>> begin Stored rows

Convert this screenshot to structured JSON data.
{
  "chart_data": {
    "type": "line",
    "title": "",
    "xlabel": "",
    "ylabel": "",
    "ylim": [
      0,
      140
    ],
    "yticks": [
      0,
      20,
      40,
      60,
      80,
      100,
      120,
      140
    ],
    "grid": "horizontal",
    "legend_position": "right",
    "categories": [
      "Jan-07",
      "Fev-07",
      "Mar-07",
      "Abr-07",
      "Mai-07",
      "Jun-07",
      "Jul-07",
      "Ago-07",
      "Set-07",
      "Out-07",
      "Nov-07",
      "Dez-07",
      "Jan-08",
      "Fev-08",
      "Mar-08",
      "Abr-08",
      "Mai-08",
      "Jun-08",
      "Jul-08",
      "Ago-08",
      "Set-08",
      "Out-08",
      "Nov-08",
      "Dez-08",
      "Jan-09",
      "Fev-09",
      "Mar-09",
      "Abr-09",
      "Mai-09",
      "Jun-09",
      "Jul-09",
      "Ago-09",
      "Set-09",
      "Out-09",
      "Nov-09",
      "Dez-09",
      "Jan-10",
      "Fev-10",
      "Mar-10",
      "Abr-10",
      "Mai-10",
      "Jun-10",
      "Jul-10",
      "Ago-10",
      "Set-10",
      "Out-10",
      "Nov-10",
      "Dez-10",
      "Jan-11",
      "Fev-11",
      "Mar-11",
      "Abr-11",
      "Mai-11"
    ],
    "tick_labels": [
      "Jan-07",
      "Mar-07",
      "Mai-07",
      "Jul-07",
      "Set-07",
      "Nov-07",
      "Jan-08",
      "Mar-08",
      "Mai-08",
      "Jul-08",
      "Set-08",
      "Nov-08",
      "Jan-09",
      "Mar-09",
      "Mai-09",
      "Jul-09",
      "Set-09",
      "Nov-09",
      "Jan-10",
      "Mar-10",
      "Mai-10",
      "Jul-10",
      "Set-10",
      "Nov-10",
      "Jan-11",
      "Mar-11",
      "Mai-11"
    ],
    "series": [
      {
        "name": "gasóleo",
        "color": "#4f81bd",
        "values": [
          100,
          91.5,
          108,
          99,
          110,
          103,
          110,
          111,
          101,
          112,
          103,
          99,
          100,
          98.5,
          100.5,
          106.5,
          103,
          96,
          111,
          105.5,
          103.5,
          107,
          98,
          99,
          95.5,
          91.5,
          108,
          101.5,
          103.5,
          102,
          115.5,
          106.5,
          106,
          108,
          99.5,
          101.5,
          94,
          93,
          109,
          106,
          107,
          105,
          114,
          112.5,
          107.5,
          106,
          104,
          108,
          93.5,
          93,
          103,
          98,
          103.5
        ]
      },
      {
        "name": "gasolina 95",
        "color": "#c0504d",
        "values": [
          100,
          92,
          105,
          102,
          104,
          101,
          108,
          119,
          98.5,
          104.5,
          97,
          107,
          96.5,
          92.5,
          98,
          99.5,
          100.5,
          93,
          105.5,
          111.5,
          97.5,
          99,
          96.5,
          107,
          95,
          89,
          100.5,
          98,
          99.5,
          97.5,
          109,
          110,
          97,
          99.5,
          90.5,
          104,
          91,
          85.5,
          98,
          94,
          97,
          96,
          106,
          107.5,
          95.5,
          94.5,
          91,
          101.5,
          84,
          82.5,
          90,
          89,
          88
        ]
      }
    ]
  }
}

>> end Stored rows

**Goal**
The entries above must be returned exactly.

**Complete answer**
Convert this screenshot to structured JSON data.
{
  "chart_data": {
    "type": "line",
    "title": "",
    "xlabel": "",
    "ylabel": "",
    "ylim": [
      0,
      140
    ],
    "yticks": [
      0,
      20,
      40,
      60,
      80,
      100,
      120,
      140
    ],
    "grid": "horizontal",
    "legend_position": "right",
    "categories": [
      "Jan-07",
      "Fev-07",
      "Mar-07",
      "Abr-07",
      "Mai-07",
      "Jun-07",
      "Jul-07",
      "Ago-07",
      "Set-07",
      "Out-07",
      "Nov-07",
      "Dez-07",
      "Jan-08",
      "Fev-08",
      "Mar-08",
      "Abr-08",
      "Mai-08",
      "Jun-08",
      "Jul-08",
      "Ago-08",
      "Set-08",
      "Out-08",
      "Nov-08",
      "Dez-08",
      "Jan-09",
      "Fev-09",
      "Mar-09",
      "Abr-09",
      "Mai-09",
      "Jun-09",
      "Jul-09",
      "Ago-09",
      "Set-09",
      "Out-09",
      "Nov-09",
      "Dez-09",
      "Jan-10",
      "Fev-10",
      "Mar-10",
      "Abr-10",
      "Mai-10",
      "Jun-10",
      "Jul-10",
      "Ago-10",
      "Set-10",
      "Out-10",
      "Nov-10",
      "Dez-10",
      "Jan-11",
      "Fev-11",
      "Mar-11",
      "Abr-11",
      "Mai-11"
    ],
    "tick_labels": [
      "Jan-07",
      "Mar-07",
      "Mai-07",
      "Jul-07",
      "Set-07",
      "Nov-07",
      "Jan-08",
      "Mar-08",
      "Mai-08",
      "Jul-08",
      "Set-08",
      "Nov-08",
      "Jan-09",
      "Mar-09",
      "Mai-09",
      "Jul-09",
      "Set-09",
      "Nov-09",
      "Jan-10",
      "Mar-10",
      "Mai-10",
      "Jul-10",
      "Set-10",
      "Nov-10",
      "Jan-11",
      "Mar-11",
      "Mai-11"
    ],
    "series": [
      {
        "name": "gasóleo",
        "color": "#4f81bd",
        "values": [
          100,
          91.5,
          108,
          99,
          110,
          103,
          110,
          111,
          101,
          112,
          103,
          99,
          100,
          98.5,
          100.5,
          106.5,
          103,
          96,
          111,
          105.5,
          103.5,
          107,
          98,
          99,
          95.5,
          91.5,
          108,
          101.5,
          103.5,
          102,
          115.5,
          106.5,
          106,
          108,
          99.5,
          101.5,
          94,
          93,
          109,
          106,
          107,
          105,
          114,
          112.5,
          107.5,
          106,
          104,
          108,
          93.5,
          93,
          103,
          98,
          103.5
        ]
      },
      {
        "name": "gasolina 95",
        "color": "#c0504d",
        "values": [
          100,
          92,
          105,
          102,
          104,
          101,
          108,
          119,
          98.5,
          104.5,
          97,
          107,
          96.5,
          92.5,
          98,
          99.5,
          100.5,
          93,
          105.5,
          111.5,
          97.5,
          99,
          96.5,
          107,
          95,
          89,
          100.5,
          98,
          99.5,
          97.5,
          109,
          110,
          97,
          99.5,
          90.5,
          104,
          91,
          85.5,
          98,
          94,
          97,
          96,
          106,
          107.5,
          95.5,
          94.5,
          91,
          101.5,
          84,
          82.5,
          90,
          89,
          88
        ]
      }
    ]
  }
}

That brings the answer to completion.